What is being asked -> Give every entry again, word for word and in full.

— begin Provided data —

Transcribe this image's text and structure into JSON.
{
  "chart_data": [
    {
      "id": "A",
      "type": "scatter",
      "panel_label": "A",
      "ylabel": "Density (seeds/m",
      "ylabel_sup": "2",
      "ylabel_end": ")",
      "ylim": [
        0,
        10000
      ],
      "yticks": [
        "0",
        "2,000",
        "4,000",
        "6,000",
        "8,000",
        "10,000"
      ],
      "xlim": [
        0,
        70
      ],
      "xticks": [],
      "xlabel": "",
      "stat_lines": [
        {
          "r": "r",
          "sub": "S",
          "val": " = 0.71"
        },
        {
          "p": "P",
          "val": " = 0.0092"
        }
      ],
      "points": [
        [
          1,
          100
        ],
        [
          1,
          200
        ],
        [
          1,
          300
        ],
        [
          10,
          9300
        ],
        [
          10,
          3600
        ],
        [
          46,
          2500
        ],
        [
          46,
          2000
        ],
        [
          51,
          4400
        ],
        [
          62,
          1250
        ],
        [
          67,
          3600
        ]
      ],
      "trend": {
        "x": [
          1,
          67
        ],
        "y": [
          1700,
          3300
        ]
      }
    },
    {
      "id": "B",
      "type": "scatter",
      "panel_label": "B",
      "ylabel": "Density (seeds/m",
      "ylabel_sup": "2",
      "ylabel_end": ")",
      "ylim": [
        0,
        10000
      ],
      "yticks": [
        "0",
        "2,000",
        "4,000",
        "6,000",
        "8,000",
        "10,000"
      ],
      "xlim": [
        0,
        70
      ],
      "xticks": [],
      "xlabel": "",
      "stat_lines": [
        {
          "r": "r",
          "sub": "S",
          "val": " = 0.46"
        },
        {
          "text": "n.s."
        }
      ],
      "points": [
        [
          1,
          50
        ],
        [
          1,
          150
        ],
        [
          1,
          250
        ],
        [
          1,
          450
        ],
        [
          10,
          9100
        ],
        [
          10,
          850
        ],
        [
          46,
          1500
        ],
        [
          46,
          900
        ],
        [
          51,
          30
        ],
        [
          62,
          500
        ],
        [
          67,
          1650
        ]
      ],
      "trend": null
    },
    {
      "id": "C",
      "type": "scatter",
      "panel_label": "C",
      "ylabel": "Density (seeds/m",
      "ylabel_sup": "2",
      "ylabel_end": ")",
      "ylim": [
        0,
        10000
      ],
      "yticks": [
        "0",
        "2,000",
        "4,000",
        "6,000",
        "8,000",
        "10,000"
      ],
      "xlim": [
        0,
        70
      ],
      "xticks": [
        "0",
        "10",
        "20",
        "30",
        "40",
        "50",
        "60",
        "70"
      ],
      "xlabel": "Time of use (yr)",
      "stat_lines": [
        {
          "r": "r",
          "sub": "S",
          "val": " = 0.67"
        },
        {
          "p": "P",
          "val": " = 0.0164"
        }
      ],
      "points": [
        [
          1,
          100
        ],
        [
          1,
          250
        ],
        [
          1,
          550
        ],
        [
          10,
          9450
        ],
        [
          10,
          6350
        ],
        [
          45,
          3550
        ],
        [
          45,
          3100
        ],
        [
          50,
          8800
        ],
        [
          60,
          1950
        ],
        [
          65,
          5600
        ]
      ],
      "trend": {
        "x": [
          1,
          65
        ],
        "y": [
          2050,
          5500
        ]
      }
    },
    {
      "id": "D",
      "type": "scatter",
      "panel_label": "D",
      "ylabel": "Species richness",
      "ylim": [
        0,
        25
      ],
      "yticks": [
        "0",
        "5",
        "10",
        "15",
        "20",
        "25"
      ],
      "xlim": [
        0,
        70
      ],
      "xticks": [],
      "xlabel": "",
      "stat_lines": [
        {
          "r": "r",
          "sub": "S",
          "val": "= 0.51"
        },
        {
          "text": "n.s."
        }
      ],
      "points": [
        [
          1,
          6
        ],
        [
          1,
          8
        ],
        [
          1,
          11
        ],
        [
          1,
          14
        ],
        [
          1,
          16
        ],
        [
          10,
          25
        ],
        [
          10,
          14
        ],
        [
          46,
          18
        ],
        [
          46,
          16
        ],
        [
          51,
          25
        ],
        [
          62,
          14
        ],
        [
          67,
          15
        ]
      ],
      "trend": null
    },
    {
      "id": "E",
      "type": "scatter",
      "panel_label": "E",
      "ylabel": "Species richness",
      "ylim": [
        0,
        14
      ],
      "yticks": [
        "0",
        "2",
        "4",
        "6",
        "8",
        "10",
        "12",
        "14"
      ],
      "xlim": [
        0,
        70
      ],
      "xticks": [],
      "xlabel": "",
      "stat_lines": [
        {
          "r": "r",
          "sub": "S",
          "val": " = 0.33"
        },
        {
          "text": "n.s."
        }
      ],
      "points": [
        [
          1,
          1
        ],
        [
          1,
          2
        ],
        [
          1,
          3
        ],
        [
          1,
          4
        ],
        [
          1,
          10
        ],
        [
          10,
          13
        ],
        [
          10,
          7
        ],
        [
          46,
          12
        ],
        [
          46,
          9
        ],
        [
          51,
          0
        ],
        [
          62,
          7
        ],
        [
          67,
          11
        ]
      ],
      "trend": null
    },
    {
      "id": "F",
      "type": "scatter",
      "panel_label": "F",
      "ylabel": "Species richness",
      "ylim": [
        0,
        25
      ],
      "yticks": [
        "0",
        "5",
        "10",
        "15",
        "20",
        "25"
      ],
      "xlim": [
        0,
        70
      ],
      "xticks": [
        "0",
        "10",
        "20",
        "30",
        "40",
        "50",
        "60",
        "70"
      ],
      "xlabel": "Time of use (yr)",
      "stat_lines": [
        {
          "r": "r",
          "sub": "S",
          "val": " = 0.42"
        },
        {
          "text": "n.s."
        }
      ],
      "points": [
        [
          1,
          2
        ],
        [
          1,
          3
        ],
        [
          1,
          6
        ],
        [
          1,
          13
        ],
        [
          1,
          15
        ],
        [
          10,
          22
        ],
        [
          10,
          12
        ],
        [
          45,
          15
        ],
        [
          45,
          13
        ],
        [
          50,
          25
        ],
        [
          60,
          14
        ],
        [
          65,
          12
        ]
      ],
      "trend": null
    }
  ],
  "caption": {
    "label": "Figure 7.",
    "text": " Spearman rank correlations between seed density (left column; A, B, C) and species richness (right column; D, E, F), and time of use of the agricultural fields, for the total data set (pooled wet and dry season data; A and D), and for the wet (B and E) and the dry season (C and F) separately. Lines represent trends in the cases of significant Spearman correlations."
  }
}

— end Provided data —

Correct response ->
Transcribe this image's text and structure into JSON.
{
  "chart_data": [
    {
      "id": "A",
      "type": "scatter",
      "panel_label": "A",
      "ylabel": "Density (seeds/m",
      "ylabel_sup": "2",
      "ylabel_end": ")",
      "ylim": [
        0,
        10000
      ],
      "yticks": [
        "0",
        "2,000",
        "4,000",
        "6,000",
        "8,000",
        "10,000"
      ],
      "xlim": [
        0,
        70
      ],
      "xticks": [],
      "xlabel": "",
      "stat_lines": [
        {
          "r": "r",
          "sub": "S",
          "val": " = 0.71"
        },
        {
          "p": "P",
          "val": " = 0.0092"
        }
      ],
      "points": [
        [
          1,
          100
        ],
        [
          1,
          200
        ],
        [
          1,
          300
        ],
        [
          10,
          9300
        ],
        [
          10,
          3600
        ],
        [
          46,
          2500
        ],
        [
          46,
          2000
        ],
        [
          51,
          4400
        ],
        [
          62,
          1250
        ],
        [
          67,
          3600
        ]
      ],
      "trend": {
        "x": [
          1,
          67
        ],
        "y": [
          1700,
          3300
        ]
      }
    },
    {
      "id": "B",
      "type": "scatter",
      "panel_label": "B",
      "ylabel": "Density (seeds/m",
      "ylabel_sup": "2",
      "ylabel_end": ")",
      "ylim": [
        0,
        10000
      ],
      "yticks": [
        "0",
        "2,000",
        "4,000",
        "6,000",
        "8,000",
        "10,000"
      ],
      "xlim": [
        0,
        70
      ],
      "xticks": [],
      "xlabel": "",
      "stat_lines": [
        {
          "r": "r",
          "sub": "S",
          "val": " = 0.46"
        },
        {
          "text": "n.s."
        }
      ],
      "points": [
        [
          1,
          50
        ],
        [
          1,
          150
        ],
        [
          1,
          250
        ],
        [
          1,
          450
        ],
        [
          10,
          9100
        ],
        [
          10,
          850
        ],
        [
          46,
          1500
        ],
        [
          46,
          900
        ],
        [
          51,
          30
        ],
        [
          62,
          500
        ],
        [
          67,
          1650
        ]
      ],
      "trend": null
    },
    {
      "id": "C",
      "type": "scatter",
      "panel_label": "C",
      "ylabel": "Density (seeds/m",
      "ylabel_sup": "2",
      "ylabel_end": ")",
      "ylim": [
        0,
        10000
      ],
      "yticks": [
        "0",
        "2,000",
        "4,000",
        "6,000",
        "8,000",
        "10,000"
      ],
      "xlim": [
        0,
        70
      ],
      "xticks": [
        "0",
        "10",
        "20",
        "30",
        "40",
        "50",
        "60",
        "70"
      ],
      "xlabel": "Time of use (yr)",
      "stat_lines": [
        {
          "r": "r",
          "sub": "S",
          "val": " = 0.67"
        },
        {
          "p": "P",
          "val": " = 0.0164"
        }
      ],
      "points": [
        [
          1,
          100
        ],
        [
          1,
          250
        ],
        [
          1,
          550
        ],
        [
          10,
          9450
        ],
        [
          10,
          6350
        ],
        [
          45,
          3550
        ],
        [
          45,
          3100
        ],
        [
          50,
          8800
        ],
        [
          60,
          1950
        ],
        [
          65,
          5600
        ]
      ],
      "trend": {
        "x": [
          1,
          65
        ],
        "y": [
          2050,
          5500
        ]
      }
    },
    {
      "id": "D",
      "type": "scatter",
      "panel_label": "D",
      "ylabel": "Species richness",
      "ylim": [
        0,
        25
      ],
      "yticks": [
        "0",
        "5",
        "10",
        "15",
        "20",
        "25"
      ],
      "xlim": [
        0,
        70
      ],
      "xticks": [],
      "xlabel": "",
      "stat_lines": [
        {
          "r": "r",
          "sub": "S",
          "val": "= 0.51"
        },
        {
          "text": "n.s."
        }
      ],
      "points": [
        [
          1,
          6
        ],
        [
          1,
          8
        ],
        [
          1,
          11
        ],
        [
          1,
          14
        ],
        [
          1,
          16
        ],
        [
          10,
          25
        ],
        [
          10,
          14
        ],
        [
          46,
          18
        ],
        [
          46,
          16
        ],
        [
          51,
          25
        ],
        [
          62,
          14
        ],
        [
          67,
          15
        ]
      ],
      "trend": null
    },
    {
      "id": "E",
      "type": "scatter",
      "panel_label": "E",
      "ylabel": "Species richness",
      "ylim": [
        0,
        14
      ],
      "yticks": [
        "0",
        "2",
        "4",
        "6",
        "8",
        "10",
        "12",
        "14"
      ],
      "xlim": [
        0,
        70
      ],
      "xticks": [],
      "xlabel": "",
      "stat_lines": [
        {
          "r": "r",
          "sub": "S",
          "val": " = 0.33"
        },
        {
          "text": "n.s."
        }
      ],
      "points": [
        [
          1,
          1
        ],
        [
          1,
          2
        ],
        [
          1,
          3
        ],
        [
          1,
          4
        ],
        [
          1,
          10
        ],
        [
          10,
          13
        ],
        [
          10,
          7
        ],
        [
          46,
          12
        ],
        [
          46,
          9
        ],
        [
          51,
          0
        ],
        [
          62,
          7
        ],
        [
          67,
          11
        ]
      ],
      "trend": null
    },
    {
      "id": "F",
      "type": "scatter",
      "panel_label": "F",
      "ylabel": "Species richness",
      "ylim": [
        0,
        25
      ],
      "yticks": [
        "0",
        "5",
        "10",
        "15",
        "20",
        "25"
      ],
      "xlim": [
        0,
        70
      ],
      "xticks": [
        "0",
        "10",
        "20",
        "30",
        "40",
        "50",
        "60",
        "70"
      ],
      "xlabel": "Time of use (yr)",
      "stat_lines": [
        {
          "r": "r",
          "sub": "S",
          "val": " = 0.42"
        },
        {
          "text": "n.s."
        }
      ],
      "points": [
        [
          1,
          2
        ],
        [
          1,
          3
        ],
        [
          1,
          6
        ],
        [
          1,
          13
        ],
        [
          1,
          15
        ],
        [
          10,
          22
        ],
        [
          10,
          12
        ],
        [
          45,
          15
        ],
        [
          45,
          13
        ],
        [
          50,
          25
        ],
        [
          60,
          14
        ],
        [
          65,
          12
        ]
      ],
      "trend": null
    }
  ],
  "caption": {
    "label": "Figure 7.",
    "text": " Spearman rank correlations between seed density (left column; A, B, C) and species richness (right column; D, E, F), and time of use of the agricultural fields, for the total data set (pooled wet and dry season data; A and D), and for the wet (B and E) and the dry season (C and F) separately. Lines represent trends in the cases of significant Spearman correlations."
  }
}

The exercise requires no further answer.